- **Aim**
Return every entry exactly as written.
──────── Provided data ────────
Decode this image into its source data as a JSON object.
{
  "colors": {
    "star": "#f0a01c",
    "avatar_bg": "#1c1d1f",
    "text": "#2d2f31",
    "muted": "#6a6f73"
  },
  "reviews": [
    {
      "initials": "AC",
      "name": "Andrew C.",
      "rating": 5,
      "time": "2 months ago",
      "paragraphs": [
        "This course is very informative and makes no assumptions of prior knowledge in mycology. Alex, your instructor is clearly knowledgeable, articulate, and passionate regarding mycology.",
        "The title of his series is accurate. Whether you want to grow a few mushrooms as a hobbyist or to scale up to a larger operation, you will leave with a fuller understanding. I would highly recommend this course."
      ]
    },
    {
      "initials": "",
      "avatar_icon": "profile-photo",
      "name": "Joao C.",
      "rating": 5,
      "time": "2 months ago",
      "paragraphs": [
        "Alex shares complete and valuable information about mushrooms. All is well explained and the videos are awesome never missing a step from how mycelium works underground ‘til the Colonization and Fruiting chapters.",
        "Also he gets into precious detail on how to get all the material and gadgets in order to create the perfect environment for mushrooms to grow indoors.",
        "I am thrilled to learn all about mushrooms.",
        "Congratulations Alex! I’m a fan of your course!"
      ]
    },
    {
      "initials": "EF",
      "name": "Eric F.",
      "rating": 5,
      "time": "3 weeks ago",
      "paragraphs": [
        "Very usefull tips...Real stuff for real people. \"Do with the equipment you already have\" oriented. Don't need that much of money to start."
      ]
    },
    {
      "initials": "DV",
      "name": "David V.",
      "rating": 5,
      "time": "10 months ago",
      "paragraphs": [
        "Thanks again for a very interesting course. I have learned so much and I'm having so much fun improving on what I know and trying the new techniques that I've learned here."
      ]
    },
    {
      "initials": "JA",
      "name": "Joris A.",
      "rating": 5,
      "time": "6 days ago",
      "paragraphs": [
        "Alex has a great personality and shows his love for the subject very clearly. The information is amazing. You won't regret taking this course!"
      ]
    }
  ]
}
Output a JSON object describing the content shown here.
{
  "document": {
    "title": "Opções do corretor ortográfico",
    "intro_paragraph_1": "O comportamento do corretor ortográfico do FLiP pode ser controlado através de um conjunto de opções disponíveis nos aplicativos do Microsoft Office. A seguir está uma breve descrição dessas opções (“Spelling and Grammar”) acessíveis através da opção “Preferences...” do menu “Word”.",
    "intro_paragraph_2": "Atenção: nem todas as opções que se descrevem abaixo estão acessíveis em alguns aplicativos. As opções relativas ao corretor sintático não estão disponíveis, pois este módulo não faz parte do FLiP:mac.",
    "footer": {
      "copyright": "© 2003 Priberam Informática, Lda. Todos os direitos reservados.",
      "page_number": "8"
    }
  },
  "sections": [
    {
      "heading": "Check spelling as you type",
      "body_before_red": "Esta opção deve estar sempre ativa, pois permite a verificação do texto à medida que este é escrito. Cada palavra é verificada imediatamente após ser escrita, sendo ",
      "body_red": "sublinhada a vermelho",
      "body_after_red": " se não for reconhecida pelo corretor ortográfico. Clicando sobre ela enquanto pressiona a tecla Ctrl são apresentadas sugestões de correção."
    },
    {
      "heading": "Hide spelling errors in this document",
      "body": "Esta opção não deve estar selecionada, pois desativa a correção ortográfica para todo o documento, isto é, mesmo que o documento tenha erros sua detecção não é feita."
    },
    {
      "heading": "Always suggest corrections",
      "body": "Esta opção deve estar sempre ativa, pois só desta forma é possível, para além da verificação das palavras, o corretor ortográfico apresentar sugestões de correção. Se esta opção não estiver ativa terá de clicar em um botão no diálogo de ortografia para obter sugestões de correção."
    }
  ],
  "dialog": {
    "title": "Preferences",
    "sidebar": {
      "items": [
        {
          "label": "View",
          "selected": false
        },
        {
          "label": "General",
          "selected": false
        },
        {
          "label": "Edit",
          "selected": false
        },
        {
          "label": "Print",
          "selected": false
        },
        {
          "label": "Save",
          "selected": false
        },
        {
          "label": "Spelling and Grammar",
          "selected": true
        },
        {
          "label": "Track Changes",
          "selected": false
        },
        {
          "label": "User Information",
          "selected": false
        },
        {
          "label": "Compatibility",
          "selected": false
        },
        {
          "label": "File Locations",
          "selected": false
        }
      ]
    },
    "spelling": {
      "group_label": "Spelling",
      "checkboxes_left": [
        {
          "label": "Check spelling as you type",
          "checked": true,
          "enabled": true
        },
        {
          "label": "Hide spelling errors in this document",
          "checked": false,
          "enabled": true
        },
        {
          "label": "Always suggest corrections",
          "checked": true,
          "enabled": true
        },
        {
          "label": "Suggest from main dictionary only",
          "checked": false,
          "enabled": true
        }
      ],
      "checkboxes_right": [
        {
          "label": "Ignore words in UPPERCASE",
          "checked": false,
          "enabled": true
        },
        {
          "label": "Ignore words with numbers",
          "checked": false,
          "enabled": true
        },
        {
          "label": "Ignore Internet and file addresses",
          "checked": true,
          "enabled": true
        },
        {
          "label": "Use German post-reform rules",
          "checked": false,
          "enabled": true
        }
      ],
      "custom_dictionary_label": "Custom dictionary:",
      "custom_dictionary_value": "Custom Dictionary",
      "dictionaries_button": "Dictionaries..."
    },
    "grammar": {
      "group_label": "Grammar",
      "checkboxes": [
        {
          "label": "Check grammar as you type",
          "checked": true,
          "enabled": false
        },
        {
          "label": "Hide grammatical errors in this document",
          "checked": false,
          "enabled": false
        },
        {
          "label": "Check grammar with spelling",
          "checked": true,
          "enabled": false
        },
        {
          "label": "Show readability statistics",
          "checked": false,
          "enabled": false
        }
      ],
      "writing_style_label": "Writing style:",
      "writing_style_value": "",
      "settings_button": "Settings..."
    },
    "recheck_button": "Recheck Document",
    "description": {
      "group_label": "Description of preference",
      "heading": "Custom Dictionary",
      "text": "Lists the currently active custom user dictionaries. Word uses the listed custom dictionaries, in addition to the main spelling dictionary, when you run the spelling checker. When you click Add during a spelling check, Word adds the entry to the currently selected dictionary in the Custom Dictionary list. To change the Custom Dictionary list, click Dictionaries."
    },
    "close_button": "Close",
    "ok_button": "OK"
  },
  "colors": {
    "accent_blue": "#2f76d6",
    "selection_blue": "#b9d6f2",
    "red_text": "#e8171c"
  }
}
────────
- **Correct response**
Decode this image into its source data as a JSON object.
{
  "colors": {
    "star": "#f0a01c",
    "avatar_bg": "#1c1d1f",
    "text": "#2d2f31",
    "muted": "#6a6f73"
  },
  "reviews": [
    {
      "initials": "AC",
      "name": "Andrew C.",
      "rating": 5,
      "time": "2 months ago",
      "paragraphs": [
        "This course is very informative and makes no assumptions of prior knowledge in mycology. Alex, your instructor is clearly knowledgeable, articulate, and passionate regarding mycology.",
        "The title of his series is accurate. Whether you want to grow a few mushrooms as a hobbyist or to scale up to a larger operation, you will leave with a fuller understanding. I would highly recommend this course."
      ]
    },
    {
      "initials": "",
      "avatar_icon": "profile-photo",
      "name": "Joao C.",
      "rating": 5,
      "time": "2 months ago",
      "paragraphs": [
        "Alex shares complete and valuable information about mushrooms. All is well explained and the videos are awesome never missing a step from how mycelium works underground ‘til the Colonization and Fruiting chapters.",
        "Also he gets into precious detail on how to get all the material and gadgets in order to create the perfect environment for mushrooms to grow indoors.",
        "I am thrilled to learn all about mushrooms.",
        "Congratulations Alex! I’m a fan of your course!"
      ]
    },
    {
      "initials": "EF",
      "name": "Eric F.",
      "rating": 5,
      "time": "3 weeks ago",
      "paragraphs": [
        "Very usefull tips...Real stuff for real people. \"Do with the equipment you already have\" oriented. Don't need that much of money to start."
      ]
    },
    {
      "initials": "DV",
      "name": "David V.",
      "rating": 5,
      "time": "10 months ago",
      "paragraphs": [
        "Thanks again for a very interesting course. I have learned so much and I'm having so much fun improving on what I know and trying the new techniques that I've learned here."
      ]
    },
    {
      "initials": "JA",
      "name": "Joris A.",
      "rating": 5,
      "time": "6 days ago",
      "paragraphs": [
        "Alex has a great personality and shows his love for the subject very clearly. The information is amazing. You won't regret taking this course!"
      ]
    }
  ]
}
Output a JSON object describing the content shown here.
{
  "document": {
    "title": "Opções do corretor ortográfico",
    "intro_paragraph_1": "O comportamento do corretor ortográfico do FLiP pode ser controlado através de um conjunto de opções disponíveis nos aplicativos do Microsoft Office. A seguir está uma breve descrição dessas opções (“Spelling and Grammar”) acessíveis através da opção “Preferences...” do menu “Word”.",
    "intro_paragraph_2": "Atenção: nem todas as opções que se descrevem abaixo estão acessíveis em alguns aplicativos. As opções relativas ao corretor sintático não estão disponíveis, pois este módulo não faz parte do FLiP:mac.",
    "footer": {
      "copyright": "© 2003 Priberam Informática, Lda. Todos os direitos reservados.",
      "page_number": "8"
    }
  },
  "sections": [
    {
      "heading": "Check spelling as you type",
      "body_before_red": "Esta opção deve estar sempre ativa, pois permite a verificação do texto à medida que este é escrito. Cada palavra é verificada imediatamente após ser escrita, sendo ",
      "body_red": "sublinhada a vermelho",
      "body_after_red": " se não for reconhecida pelo corretor ortográfico. Clicando sobre ela enquanto pressiona a tecla Ctrl são apresentadas sugestões de correção."
    },
    {
      "heading": "Hide spelling errors in this document",
      "body": "Esta opção não deve estar selecionada, pois desativa a correção ortográfica para todo o documento, isto é, mesmo que o documento tenha erros sua detecção não é feita."
    },
    {
      "heading": "Always suggest corrections",
      "body": "Esta opção deve estar sempre ativa, pois só desta forma é possível, para além da verificação das palavras, o corretor ortográfico apresentar sugestões de correção. Se esta opção não estiver ativa terá de clicar em um botão no diálogo de ortografia para obter sugestões de correção."
    }
  ],
  "dialog": {
    "title": "Preferences",
    "sidebar": {
      "items": [
        {
          "label": "View",
          "selected": false
        },
        {
          "label": "General",
          "selected": false
        },
        {
          "label": "Edit",
          "selected": false
        },
        {
          "label": "Print",
          "selected": false
        },
        {
          "label": "Save",
          "selected": false
        },
        {
          "label": "Spelling and Grammar",
          "selected": true
        },
        {
          "label": "Track Changes",
          "selected": false
        },
        {
          "label": "User Information",
          "selected": false
        },
        {
          "label": "Compatibility",
          "selected": false
        },
        {
          "label": "File Locations",
          "selected": false
        }
      ]
    },
    "spelling": {
      "group_label": "Spelling",
      "checkboxes_left": [
        {
          "label": "Check spelling as you type",
          "checked": true,
          "enabled": true
        },
        {
          "label": "Hide spelling errors in this document",
          "checked": false,
          "enabled": true
        },
        {
          "label": "Always suggest corrections",
          "checked": true,
          "enabled": true
        },
        {
          "label": "Suggest from main dictionary only",
          "checked": false,
          "enabled": true
        }
      ],
      "checkboxes_right": [
        {
          "label": "Ignore words in UPPERCASE",
          "checked": false,
          "enabled": true
        },
        {
          "label": "Ignore words with numbers",
          "checked": false,
          "enabled": true
        },
        {
          "label": "Ignore Internet and file addresses",
          "checked": true,
          "enabled": true
        },
        {
          "label": "Use German post-reform rules",
          "checked": false,
          "enabled": true
        }
      ],
      "custom_dictionary_label": "Custom dictionary:",
      "custom_dictionary_value": "Custom Dictionary",
      "dictionaries_button": "Dictionaries..."
    },
    "grammar": {
      "group_label": "Grammar",
      "checkboxes": [
        {
          "label": "Check grammar as you type",
          "checked": true,
          "enabled": false
        },
        {
          "label": "Hide grammatical errors in this document",
          "checked": false,
          "enabled": false
        },
        {
          "label": "Check grammar with spelling",
          "checked": true,
          "enabled": false
        },
        {
          "label": "Show readability statistics",
          "checked": false,
          "enabled": false
        }
      ],
      "writing_style_label": "Writing style:",
      "writing_style_value": "",
      "settings_button": "Settings..."
    },
    "recheck_button": "Recheck Document",
    "description": {
      "group_label": "Description of preference",
      "heading": "Custom Dictionary",
      "text": "Lists the currently active custom user dictionaries. Word uses the listed custom dictionaries, in addition to the main spelling dictionary, when you run the spelling checker. When you click Add during a spelling check, Word adds the entry to the currently selected dictionary in the Custom Dictionary list. To change the Custom Dictionary list, click Dictionaries."
    },
    "close_button": "Close",
    "ok_button": "OK"
  },
  "colors": {
    "accent_blue": "#2f76d6",
    "selection_blue": "#b9d6f2",
    "red_text": "#e8171c"
  }
}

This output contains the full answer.